Input
• • •
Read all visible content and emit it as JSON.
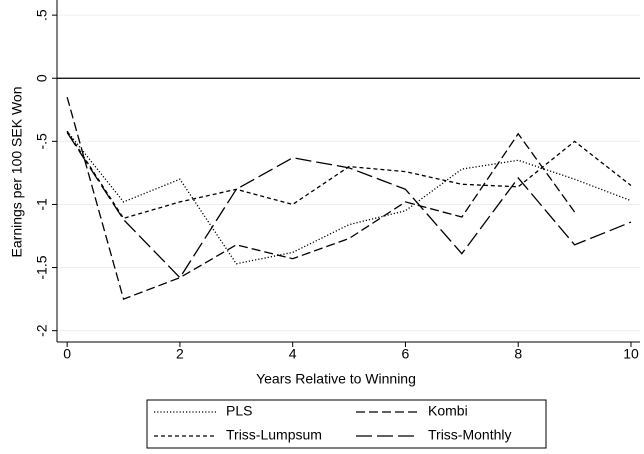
{
  "chart_data": {
    "type": "line",
    "y_label": "Earnings per 100 SEK Won",
    "x_label": "Years Relative to Winning",
    "x": [
      0,
      1,
      2,
      3,
      4,
      5,
      6,
      7,
      8,
      9,
      10
    ],
    "xlim": [
      -0.18,
      10.16
    ],
    "xticks": [
      0,
      2,
      4,
      6,
      8,
      10
    ],
    "ylim": [
      -2.09,
      0.62
    ],
    "yticks": [
      {
        "value": 0.5,
        "label": ".5"
      },
      0,
      {
        "value": -0.5,
        "label": "-.5"
      },
      -1,
      -1.5,
      -2
    ],
    "grid": true,
    "yline": 0,
    "legend": "bottom",
    "series": [
      {
        "name": "PLS",
        "color": "#000000",
        "style": "dotted",
        "values": [
          -0.42,
          -0.98,
          -0.8,
          -1.47,
          -1.38,
          -1.16,
          -1.05,
          -0.72,
          -0.65,
          -0.8,
          -0.97
        ]
      },
      {
        "name": "Kombi",
        "color": "#000000",
        "style": "dashed",
        "values": [
          -0.15,
          -1.75,
          -1.58,
          -1.32,
          -1.43,
          -1.27,
          -0.98,
          -1.1,
          -0.44,
          -1.06,
          null
        ]
      },
      {
        "name": "Triss-Lumpsum",
        "color": "#000000",
        "style": "shortdash",
        "values": [
          -0.42,
          -1.11,
          -0.98,
          -0.88,
          -1.0,
          -0.7,
          -0.74,
          -0.84,
          -0.86,
          -0.5,
          -0.85
        ]
      },
      {
        "name": "Triss-Monthly",
        "color": "#000000",
        "style": "longdash",
        "values": [
          -0.43,
          -1.12,
          -1.58,
          -0.88,
          -0.63,
          -0.71,
          -0.88,
          -1.39,
          -0.79,
          -1.32,
          -1.14
        ]
      }
    ]
  }
}
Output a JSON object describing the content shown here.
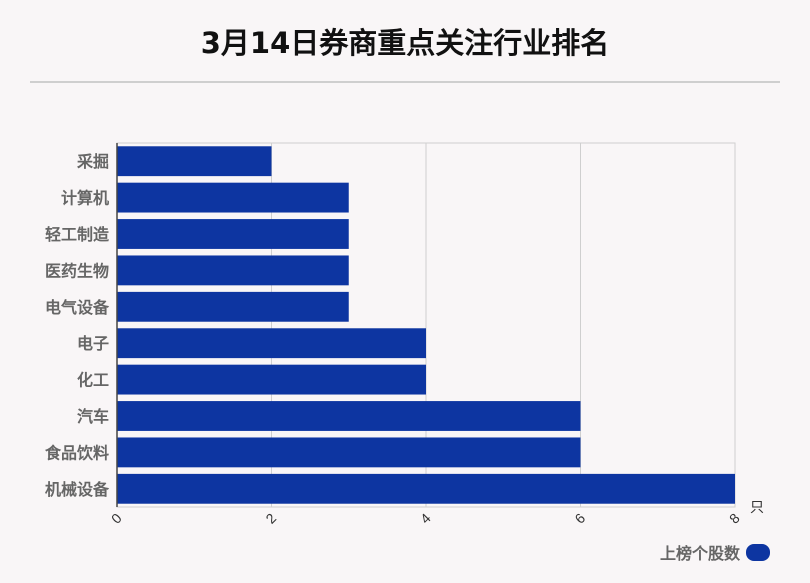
{
  "title": "3月14日券商重点关注行业排名",
  "legend": {
    "label": "上榜个股数",
    "color": "#0d35a1"
  },
  "chart_data": {
    "type": "bar",
    "orientation": "horizontal",
    "title": "3月14日券商重点关注行业排名",
    "categories": [
      "采掘",
      "计算机",
      "轻工制造",
      "医药生物",
      "电气设备",
      "电子",
      "化工",
      "汽车",
      "食品饮料",
      "机械设备"
    ],
    "series": [
      {
        "name": "上榜个股数",
        "values": [
          2,
          3,
          3,
          3,
          3,
          4,
          4,
          6,
          6,
          8
        ],
        "color": "#0d35a1"
      }
    ],
    "xlim": [
      0,
      8
    ],
    "xticks": [
      "0",
      "2",
      "4",
      "6",
      "8"
    ],
    "x_unit": "只",
    "grid": true,
    "legend_position": "bottom-right"
  }
}
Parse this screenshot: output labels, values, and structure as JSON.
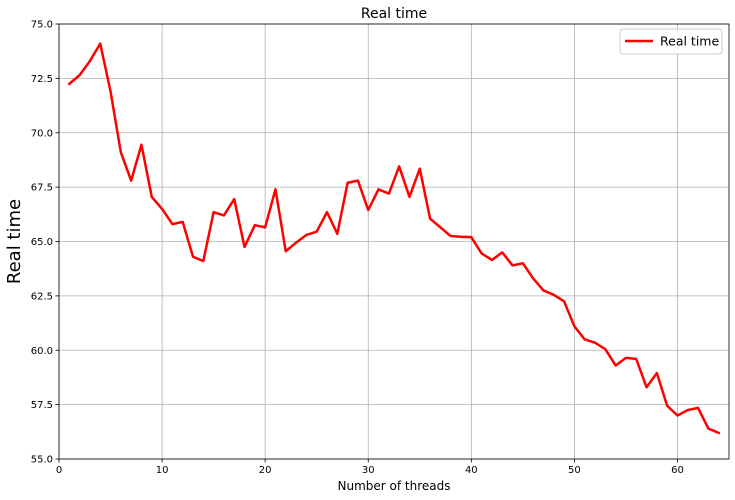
• • •
Description of the task
Please set down each line of the data above exactly as written, without the pictures.

Full answer
Read all visible content and emit it as JSON.
{
  "chart_data": {
    "type": "line",
    "y_label": "Earnings per 100 SEK Won",
    "x_label": "Years Relative to Winning",
    "x": [
      0,
      1,
      2,
      3,
      4,
      5,
      6,
      7,
      8,
      9,
      10
    ],
    "xlim": [
      -0.18,
      10.16
    ],
    "xticks": [
      0,
      2,
      4,
      6,
      8,
      10
    ],
    "ylim": [
      -2.09,
      0.62
    ],
    "yticks": [
      {
        "value": 0.5,
        "label": ".5"
      },
      0,
      {
        "value": -0.5,
        "label": "-.5"
      },
      -1,
      -1.5,
      -2
    ],
    "grid": true,
    "yline": 0,
    "legend": "bottom",
    "series": [
      {
        "name": "PLS",
        "color": "#000000",
        "style": "dotted",
        "values": [
          -0.42,
          -0.98,
          -0.8,
          -1.47,
          -1.38,
          -1.16,
          -1.05,
          -0.72,
          -0.65,
          -0.8,
          -0.97
        ]
      },
      {
        "name": "Kombi",
        "color": "#000000",
        "style": "dashed",
        "values": [
          -0.15,
          -1.75,
          -1.58,
          -1.32,
          -1.43,
          -1.27,
          -0.98,
          -1.1,
          -0.44,
          -1.06,
          null
        ]
      },
      {
        "name": "Triss-Lumpsum",
        "color": "#000000",
        "style": "shortdash",
        "values": [
          -0.42,
          -1.11,
          -0.98,
          -0.88,
          -1.0,
          -0.7,
          -0.74,
          -0.84,
          -0.86,
          -0.5,
          -0.85
        ]
      },
      {
        "name": "Triss-Monthly",
        "color": "#000000",
        "style": "longdash",
        "values": [
          -0.43,
          -1.12,
          -1.58,
          -0.88,
          -0.63,
          -0.71,
          -0.88,
          -1.39,
          -0.79,
          -1.32,
          -1.14
        ]
      }
    ]
  }
}
Output a JSON object describing the content shown here.
{
  "title": "3月14日券商重点关注行业排名",
  "legend": {
    "label": "上榜个股数",
    "color": "#0d35a1"
  },
  "chart_data": {
    "type": "bar",
    "orientation": "horizontal",
    "title": "3月14日券商重点关注行业排名",
    "categories": [
      "采掘",
      "计算机",
      "轻工制造",
      "医药生物",
      "电气设备",
      "电子",
      "化工",
      "汽车",
      "食品饮料",
      "机械设备"
    ],
    "series": [
      {
        "name": "上榜个股数",
        "values": [
          2,
          3,
          3,
          3,
          3,
          4,
          4,
          6,
          6,
          8
        ],
        "color": "#0d35a1"
      }
    ],
    "xlim": [
      0,
      8
    ],
    "xticks": [
      "0",
      "2",
      "4",
      "6",
      "8"
    ],
    "x_unit": "只",
    "grid": true,
    "legend_position": "bottom-right"
  }
}
Parse this screenshot: output labels, values, and structure as JSON.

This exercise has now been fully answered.